-- start of Available records --

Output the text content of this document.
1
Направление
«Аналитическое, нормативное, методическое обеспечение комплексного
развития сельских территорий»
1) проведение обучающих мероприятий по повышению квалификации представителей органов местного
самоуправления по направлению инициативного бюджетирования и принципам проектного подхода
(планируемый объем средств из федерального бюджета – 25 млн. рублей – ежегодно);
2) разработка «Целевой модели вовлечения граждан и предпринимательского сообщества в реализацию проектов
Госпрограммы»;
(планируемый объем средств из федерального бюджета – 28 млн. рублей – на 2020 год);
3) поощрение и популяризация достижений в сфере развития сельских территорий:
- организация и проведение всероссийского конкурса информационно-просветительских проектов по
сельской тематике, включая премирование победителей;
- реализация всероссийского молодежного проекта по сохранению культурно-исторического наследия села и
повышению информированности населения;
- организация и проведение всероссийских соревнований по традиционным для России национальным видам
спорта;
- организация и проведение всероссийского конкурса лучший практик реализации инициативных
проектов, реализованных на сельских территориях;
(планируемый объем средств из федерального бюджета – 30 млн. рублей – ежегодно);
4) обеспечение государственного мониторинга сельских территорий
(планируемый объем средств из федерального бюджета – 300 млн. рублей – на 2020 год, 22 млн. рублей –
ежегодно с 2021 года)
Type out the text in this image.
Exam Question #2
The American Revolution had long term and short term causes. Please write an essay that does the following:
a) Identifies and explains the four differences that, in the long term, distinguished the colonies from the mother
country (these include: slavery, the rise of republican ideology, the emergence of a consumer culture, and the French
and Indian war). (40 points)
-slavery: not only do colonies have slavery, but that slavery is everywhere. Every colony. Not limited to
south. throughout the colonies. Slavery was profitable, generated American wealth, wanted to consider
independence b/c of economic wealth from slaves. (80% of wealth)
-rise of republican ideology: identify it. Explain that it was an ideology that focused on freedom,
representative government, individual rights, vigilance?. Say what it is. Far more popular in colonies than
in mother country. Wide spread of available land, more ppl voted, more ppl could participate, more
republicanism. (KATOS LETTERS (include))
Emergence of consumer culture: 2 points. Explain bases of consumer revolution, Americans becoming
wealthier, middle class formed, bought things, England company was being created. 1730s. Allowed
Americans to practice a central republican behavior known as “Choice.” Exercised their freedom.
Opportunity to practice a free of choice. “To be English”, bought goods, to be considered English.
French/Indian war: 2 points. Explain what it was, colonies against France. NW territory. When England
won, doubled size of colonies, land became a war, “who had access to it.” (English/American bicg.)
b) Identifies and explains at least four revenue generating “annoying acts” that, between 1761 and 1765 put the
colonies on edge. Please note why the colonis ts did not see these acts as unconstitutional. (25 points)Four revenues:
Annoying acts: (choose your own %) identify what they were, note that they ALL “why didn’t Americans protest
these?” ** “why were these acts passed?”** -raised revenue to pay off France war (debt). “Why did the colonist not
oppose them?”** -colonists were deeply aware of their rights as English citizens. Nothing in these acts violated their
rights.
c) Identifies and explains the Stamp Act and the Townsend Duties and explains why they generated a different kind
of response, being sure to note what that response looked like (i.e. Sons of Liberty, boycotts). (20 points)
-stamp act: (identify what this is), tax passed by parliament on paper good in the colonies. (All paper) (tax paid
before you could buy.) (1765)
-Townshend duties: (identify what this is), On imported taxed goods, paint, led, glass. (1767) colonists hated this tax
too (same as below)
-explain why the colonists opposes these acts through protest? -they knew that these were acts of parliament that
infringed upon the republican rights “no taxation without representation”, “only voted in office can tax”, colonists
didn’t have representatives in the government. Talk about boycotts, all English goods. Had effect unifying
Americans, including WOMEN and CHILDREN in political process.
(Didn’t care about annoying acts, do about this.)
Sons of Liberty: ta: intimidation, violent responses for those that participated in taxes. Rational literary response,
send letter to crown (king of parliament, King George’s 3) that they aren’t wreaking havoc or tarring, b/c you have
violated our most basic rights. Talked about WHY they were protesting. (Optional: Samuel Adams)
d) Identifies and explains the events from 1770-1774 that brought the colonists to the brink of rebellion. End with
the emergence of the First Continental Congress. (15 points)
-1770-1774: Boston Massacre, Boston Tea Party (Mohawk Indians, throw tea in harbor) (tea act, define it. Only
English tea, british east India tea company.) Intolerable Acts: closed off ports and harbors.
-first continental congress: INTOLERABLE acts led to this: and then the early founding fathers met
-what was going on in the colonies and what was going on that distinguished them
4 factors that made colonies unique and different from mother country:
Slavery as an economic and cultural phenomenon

-- end of Available records --

» **Goal**: All entries must be repeated verbatim.

» **Solution to the exercise**:
Output the text content of this document.
1
Направление
«Аналитическое, нормативное, методическое обеспечение комплексного
развития сельских территорий»
1) проведение обучающих мероприятий по повышению квалификации представителей органов местного
самоуправления по направлению инициативного бюджетирования и принципам проектного подхода
(планируемый объем средств из федерального бюджета – 25 млн. рублей – ежегодно);
2) разработка «Целевой модели вовлечения граждан и предпринимательского сообщества в реализацию проектов
Госпрограммы»;
(планируемый объем средств из федерального бюджета – 28 млн. рублей – на 2020 год);
3) поощрение и популяризация достижений в сфере развития сельских территорий:
- организация и проведение всероссийского конкурса информационно-просветительских проектов по
сельской тематике, включая премирование победителей;
- реализация всероссийского молодежного проекта по сохранению культурно-исторического наследия села и
повышению информированности населения;
- организация и проведение всероссийских соревнований по традиционным для России национальным видам
спорта;
- организация и проведение всероссийского конкурса лучший практик реализации инициативных
проектов, реализованных на сельских территориях;
(планируемый объем средств из федерального бюджета – 30 млн. рублей – ежегодно);
4) обеспечение государственного мониторинга сельских территорий
(планируемый объем средств из федерального бюджета – 300 млн. рублей – на 2020 год, 22 млн. рублей –
ежегодно с 2021 года)
Type out the text in this image.
Exam Question #2
The American Revolution had long term and short term causes. Please write an essay that does the following:
a) Identifies and explains the four differences that, in the long term, distinguished the colonies from the mother
country (these include: slavery, the rise of republican ideology, the emergence of a consumer culture, and the French
and Indian war). (40 points)
-slavery: not only do colonies have slavery, but that slavery is everywhere. Every colony. Not limited to
south. throughout the colonies. Slavery was profitable, generated American wealth, wanted to consider
independence b/c of economic wealth from slaves. (80% of wealth)
-rise of republican ideology: identify it. Explain that it was an ideology that focused on freedom,
representative government, individual rights, vigilance?. Say what it is. Far more popular in colonies than
in mother country. Wide spread of available land, more ppl voted, more ppl could participate, more
republicanism. (KATOS LETTERS (include))
Emergence of consumer culture: 2 points. Explain bases of consumer revolution, Americans becoming
wealthier, middle class formed, bought things, England company was being created. 1730s. Allowed
Americans to practice a central republican behavior known as “Choice.” Exercised their freedom.
Opportunity to practice a free of choice. “To be English”, bought goods, to be considered English.
French/Indian war: 2 points. Explain what it was, colonies against France. NW territory. When England
won, doubled size of colonies, land became a war, “who had access to it.” (English/American bicg.)
b) Identifies and explains at least four revenue generating “annoying acts” that, between 1761 and 1765 put the
colonies on edge. Please note why the colonis ts did not see these acts as unconstitutional. (25 points)Four revenues:
Annoying acts: (choose your own %) identify what they were, note that they ALL “why didn’t Americans protest
these?” ** “why were these acts passed?”** -raised revenue to pay off France war (debt). “Why did the colonist not
oppose them?”** -colonists were deeply aware of their rights as English citizens. Nothing in these acts violated their
rights.
c) Identifies and explains the Stamp Act and the Townsend Duties and explains why they generated a different kind
of response, being sure to note what that response looked like (i.e. Sons of Liberty, boycotts). (20 points)
-stamp act: (identify what this is), tax passed by parliament on paper good in the colonies. (All paper) (tax paid
before you could buy.) (1765)
-Townshend duties: (identify what this is), On imported taxed goods, paint, led, glass. (1767) colonists hated this tax
too (same as below)
-explain why the colonists opposes these acts through protest? -they knew that these were acts of parliament that
infringed upon the republican rights “no taxation without representation”, “only voted in office can tax”, colonists
didn’t have representatives in the government. Talk about boycotts, all English goods. Had effect unifying
Americans, including WOMEN and CHILDREN in political process.
(Didn’t care about annoying acts, do about this.)
Sons of Liberty: ta: intimidation, violent responses for those that participated in taxes. Rational literary response,
send letter to crown (king of parliament, King George’s 3) that they aren’t wreaking havoc or tarring, b/c you have
violated our most basic rights. Talked about WHY they were protesting. (Optional: Samuel Adams)
d) Identifies and explains the events from 1770-1774 that brought the colonists to the brink of rebellion. End with
the emergence of the First Continental Congress. (15 points)
-1770-1774: Boston Massacre, Boston Tea Party (Mohawk Indians, throw tea in harbor) (tea act, define it. Only
English tea, british east India tea company.) Intolerable Acts: closed off ports and harbors.
-first continental congress: INTOLERABLE acts led to this: and then the early founding fathers met
-what was going on in the colonies and what was going on that distinguished them
4 factors that made colonies unique and different from mother country:
Slavery as an economic and cultural phenomenon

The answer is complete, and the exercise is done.